**PROBLEM DESCRIPTION**
Transcribe the entries that follow exactly as they appear, minus pictures.
--- start ---
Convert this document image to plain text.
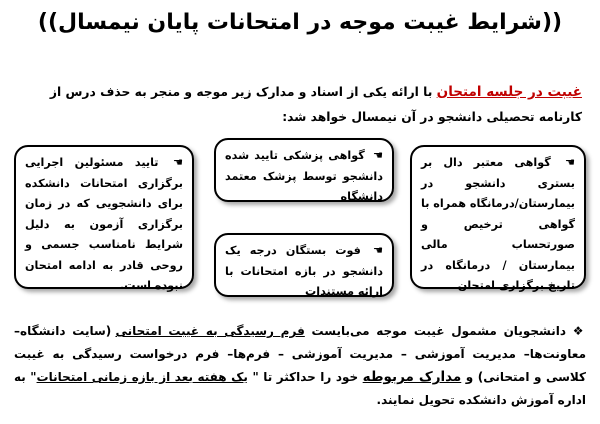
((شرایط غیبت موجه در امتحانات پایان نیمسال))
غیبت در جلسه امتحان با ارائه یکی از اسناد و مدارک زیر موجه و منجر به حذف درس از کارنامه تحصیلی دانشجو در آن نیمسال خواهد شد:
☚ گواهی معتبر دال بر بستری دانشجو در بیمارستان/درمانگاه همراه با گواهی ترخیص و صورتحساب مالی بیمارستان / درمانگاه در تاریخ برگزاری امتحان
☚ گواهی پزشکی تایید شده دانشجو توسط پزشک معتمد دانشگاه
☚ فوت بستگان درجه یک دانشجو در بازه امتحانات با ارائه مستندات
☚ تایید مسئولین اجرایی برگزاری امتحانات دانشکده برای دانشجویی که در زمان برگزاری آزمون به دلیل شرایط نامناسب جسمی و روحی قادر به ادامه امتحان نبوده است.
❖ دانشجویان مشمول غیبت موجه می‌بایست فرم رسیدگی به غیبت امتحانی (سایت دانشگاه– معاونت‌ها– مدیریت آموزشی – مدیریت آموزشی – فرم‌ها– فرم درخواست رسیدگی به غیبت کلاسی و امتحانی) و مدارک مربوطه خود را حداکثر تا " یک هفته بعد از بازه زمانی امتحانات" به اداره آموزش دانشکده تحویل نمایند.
--- end ---
**TASK ANSWER**
Convert this document image to plain text.
((شرایط غیبت موجه در امتحانات پایان نیمسال))
غیبت در جلسه امتحان با ارائه یکی از اسناد و مدارک زیر موجه و منجر به حذف درس از کارنامه تحصیلی دانشجو در آن نیمسال خواهد شد:
☚ گواهی معتبر دال بر بستری دانشجو در بیمارستان/درمانگاه همراه با گواهی ترخیص و صورتحساب مالی بیمارستان / درمانگاه در تاریخ برگزاری امتحان
☚ گواهی پزشکی تایید شده دانشجو توسط پزشک معتمد دانشگاه
☚ فوت بستگان درجه یک دانشجو در بازه امتحانات با ارائه مستندات
☚ تایید مسئولین اجرایی برگزاری امتحانات دانشکده برای دانشجویی که در زمان برگزاری آزمون به دلیل شرایط نامناسب جسمی و روحی قادر به ادامه امتحان نبوده است.
❖ دانشجویان مشمول غیبت موجه می‌بایست فرم رسیدگی به غیبت امتحانی (سایت دانشگاه– معاونت‌ها– مدیریت آموزشی – مدیریت آموزشی – فرم‌ها– فرم درخواست رسیدگی به غیبت کلاسی و امتحانی) و مدارک مربوطه خود را حداکثر تا " یک هفته بعد از بازه زمانی امتحانات" به اداره آموزش دانشکده تحویل نمایند.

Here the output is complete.